Pictures do not belong in the copy; restate the records below word for word.
• • • • •
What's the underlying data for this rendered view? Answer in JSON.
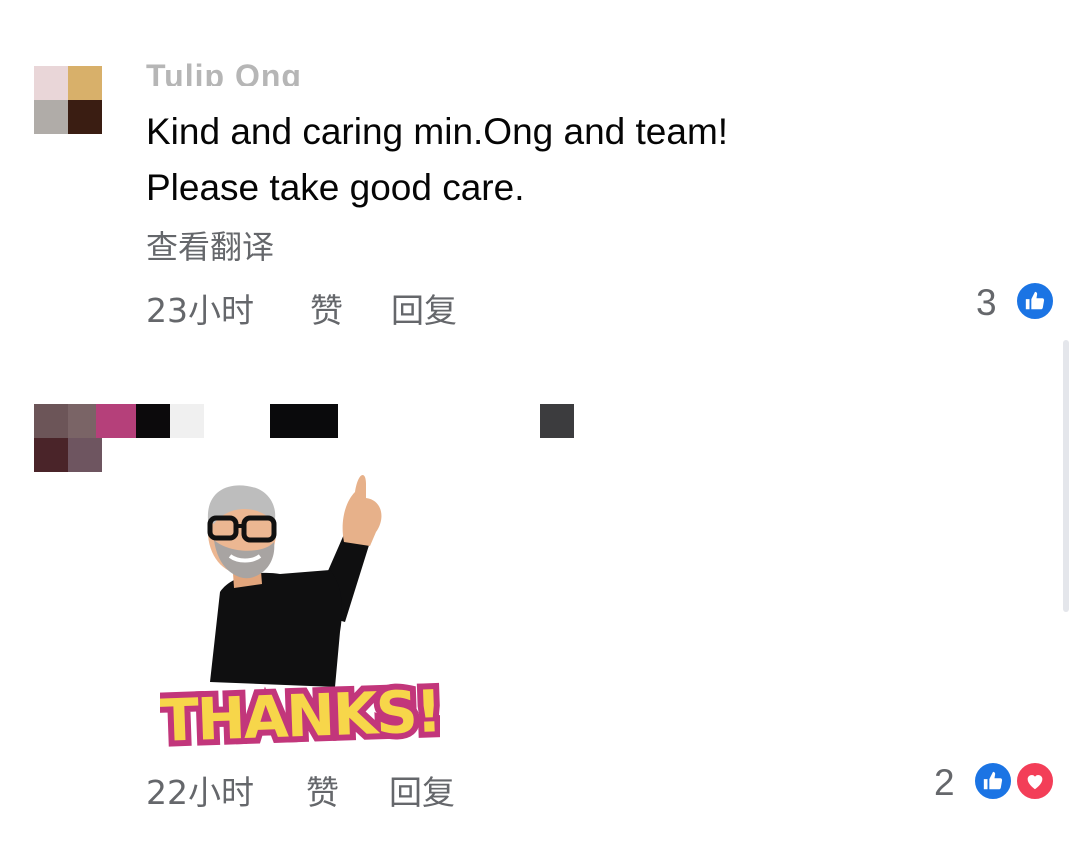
{
  "comments": [
    {
      "author_partial": "Tulip Ong",
      "text_line1": "Kind and caring min.Ong and team!",
      "text_line2": "Please take good care.",
      "translate_label": "查看翻译",
      "time": "23小时",
      "like_label": "赞",
      "reply_label": "回复",
      "reaction_count": "3",
      "reactions": [
        "like-icon"
      ]
    },
    {
      "sticker_text": "THANKS!",
      "time": "22小时",
      "like_label": "赞",
      "reply_label": "回复",
      "reaction_count": "2",
      "reactions": [
        "like-icon",
        "love-icon"
      ]
    }
  ],
  "colors": {
    "like_blue": "#1b74e4",
    "love_red": "#f33e58",
    "meta_gray": "#65676b"
  }
}
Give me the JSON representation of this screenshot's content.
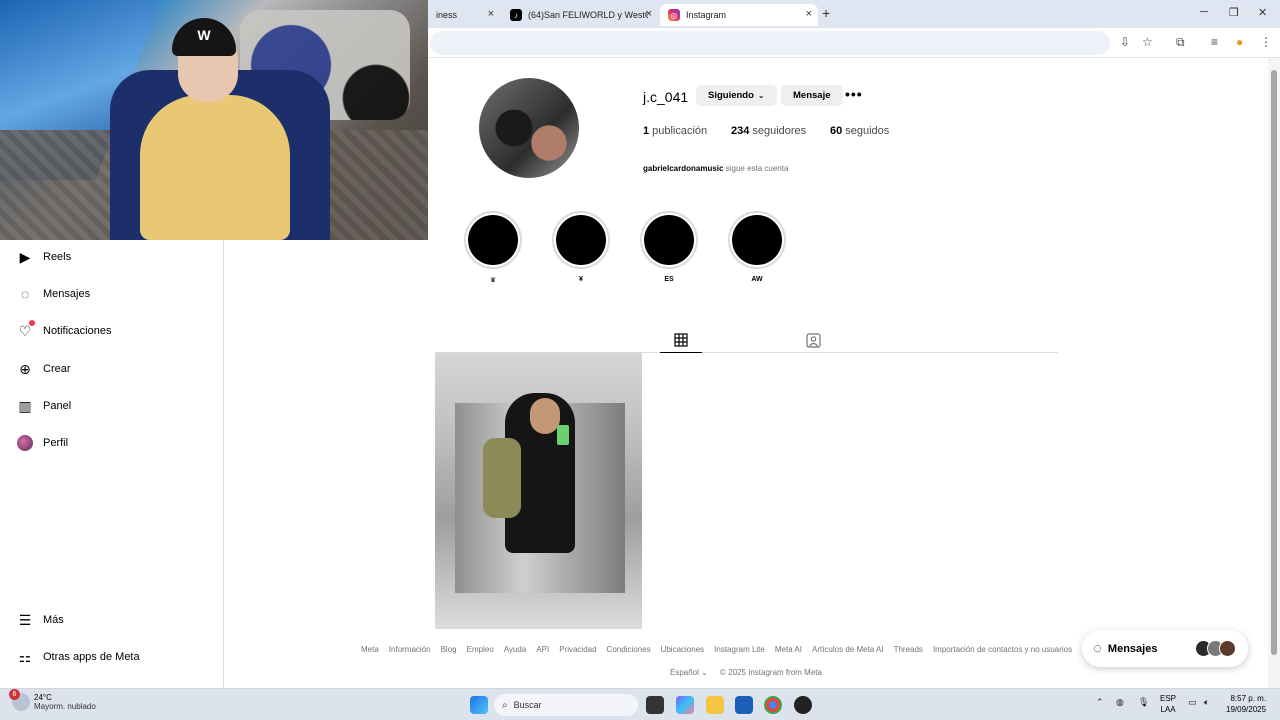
{
  "browser": {
    "tabs": [
      {
        "label": "iness",
        "active": false
      },
      {
        "label": "(64)San FELIWORLD y WestGo...",
        "active": false
      },
      {
        "label": "Instagram",
        "active": true
      }
    ],
    "new_tab": "+",
    "close": "×"
  },
  "sidebar": {
    "items": [
      {
        "label": "Reels",
        "icon": "reels-icon"
      },
      {
        "label": "Mensajes",
        "icon": "messenger-icon"
      },
      {
        "label": "Notificaciones",
        "icon": "heart-icon"
      },
      {
        "label": "Crear",
        "icon": "plus-square-icon"
      },
      {
        "label": "Panel",
        "icon": "chart-icon"
      },
      {
        "label": "Perfil",
        "icon": "avatar"
      }
    ],
    "bottom": [
      {
        "label": "Más",
        "icon": "menu-icon"
      },
      {
        "label": "Otras apps de Meta",
        "icon": "meta-apps-icon"
      }
    ]
  },
  "profile": {
    "username": "j.c_041",
    "following_button": "Siguiendo",
    "message_button": "Mensaje",
    "stats": {
      "posts_count": "1",
      "posts_label": "publicación",
      "followers_count": "234",
      "followers_label": "seguidores",
      "following_count": "60",
      "following_label": "seguidos"
    },
    "followed_by_user": "gabrielcardonamusic",
    "followed_by_text": "sigue esta cuenta"
  },
  "highlights": [
    {
      "label": "♛"
    },
    {
      "label": "¥"
    },
    {
      "label": "ES"
    },
    {
      "label": "AW"
    }
  ],
  "footer": {
    "links": [
      "Meta",
      "Información",
      "Blog",
      "Empleo",
      "Ayuda",
      "API",
      "Privacidad",
      "Condiciones",
      "Ubicaciones",
      "Instagram Lite",
      "Meta AI",
      "Artículos de Meta AI",
      "Threads",
      "Importación de contactos y no usuarios"
    ],
    "language": "Español",
    "copyright": "© 2025 Instagram from Meta"
  },
  "messages_pill": {
    "label": "Mensajes"
  },
  "taskbar": {
    "weather_badge": "6",
    "temperature": "24°C",
    "weather_desc": "Mayorm. nublado",
    "search_placeholder": "Buscar",
    "lang_top": "ESP",
    "lang_bottom": "LAA",
    "time": "8:57 p. m.",
    "date": "19/09/2025"
  },
  "colors": {
    "notification_dot": "#ff3040",
    "button_bg": "#efefef",
    "muted_text": "#737373",
    "taskbar_bg": "#dde3ec"
  }
}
• • • • •
> [Exercise solution]
What's the underlying data for this rendered view? Answer in JSON.
{
  "comments": [
    {
      "author_partial": "Tulip Ong",
      "text_line1": "Kind and caring min.Ong and team!",
      "text_line2": "Please take good care.",
      "translate_label": "查看翻译",
      "time": "23小时",
      "like_label": "赞",
      "reply_label": "回复",
      "reaction_count": "3",
      "reactions": [
        "like-icon"
      ]
    },
    {
      "sticker_text": "THANKS!",
      "time": "22小时",
      "like_label": "赞",
      "reply_label": "回复",
      "reaction_count": "2",
      "reactions": [
        "like-icon",
        "love-icon"
      ]
    }
  ],
  "colors": {
    "like_blue": "#1b74e4",
    "love_red": "#f33e58",
    "meta_gray": "#65676b"
  }
}
Give me the JSON representation of this screenshot's content.
{
  "browser": {
    "tabs": [
      {
        "label": "iness",
        "active": false
      },
      {
        "label": "(64)San FELIWORLD y WestGo...",
        "active": false
      },
      {
        "label": "Instagram",
        "active": true
      }
    ],
    "new_tab": "+",
    "close": "×"
  },
  "sidebar": {
    "items": [
      {
        "label": "Reels",
        "icon": "reels-icon"
      },
      {
        "label": "Mensajes",
        "icon": "messenger-icon"
      },
      {
        "label": "Notificaciones",
        "icon": "heart-icon"
      },
      {
        "label": "Crear",
        "icon": "plus-square-icon"
      },
      {
        "label": "Panel",
        "icon": "chart-icon"
      },
      {
        "label": "Perfil",
        "icon": "avatar"
      }
    ],
    "bottom": [
      {
        "label": "Más",
        "icon": "menu-icon"
      },
      {
        "label": "Otras apps de Meta",
        "icon": "meta-apps-icon"
      }
    ]
  },
  "profile": {
    "username": "j.c_041",
    "following_button": "Siguiendo",
    "message_button": "Mensaje",
    "stats": {
      "posts_count": "1",
      "posts_label": "publicación",
      "followers_count": "234",
      "followers_label": "seguidores",
      "following_count": "60",
      "following_label": "seguidos"
    },
    "followed_by_user": "gabrielcardonamusic",
    "followed_by_text": "sigue esta cuenta"
  },
  "highlights": [
    {
      "label": "♛"
    },
    {
      "label": "¥"
    },
    {
      "label": "ES"
    },
    {
      "label": "AW"
    }
  ],
  "footer": {
    "links": [
      "Meta",
      "Información",
      "Blog",
      "Empleo",
      "Ayuda",
      "API",
      "Privacidad",
      "Condiciones",
      "Ubicaciones",
      "Instagram Lite",
      "Meta AI",
      "Artículos de Meta AI",
      "Threads",
      "Importación de contactos y no usuarios"
    ],
    "language": "Español",
    "copyright": "© 2025 Instagram from Meta"
  },
  "messages_pill": {
    "label": "Mensajes"
  },
  "taskbar": {
    "weather_badge": "6",
    "temperature": "24°C",
    "weather_desc": "Mayorm. nublado",
    "search_placeholder": "Buscar",
    "lang_top": "ESP",
    "lang_bottom": "LAA",
    "time": "8:57 p. m.",
    "date": "19/09/2025"
  },
  "colors": {
    "notification_dot": "#ff3040",
    "button_bg": "#efefef",
    "muted_text": "#737373",
    "taskbar_bg": "#dde3ec"
  }
}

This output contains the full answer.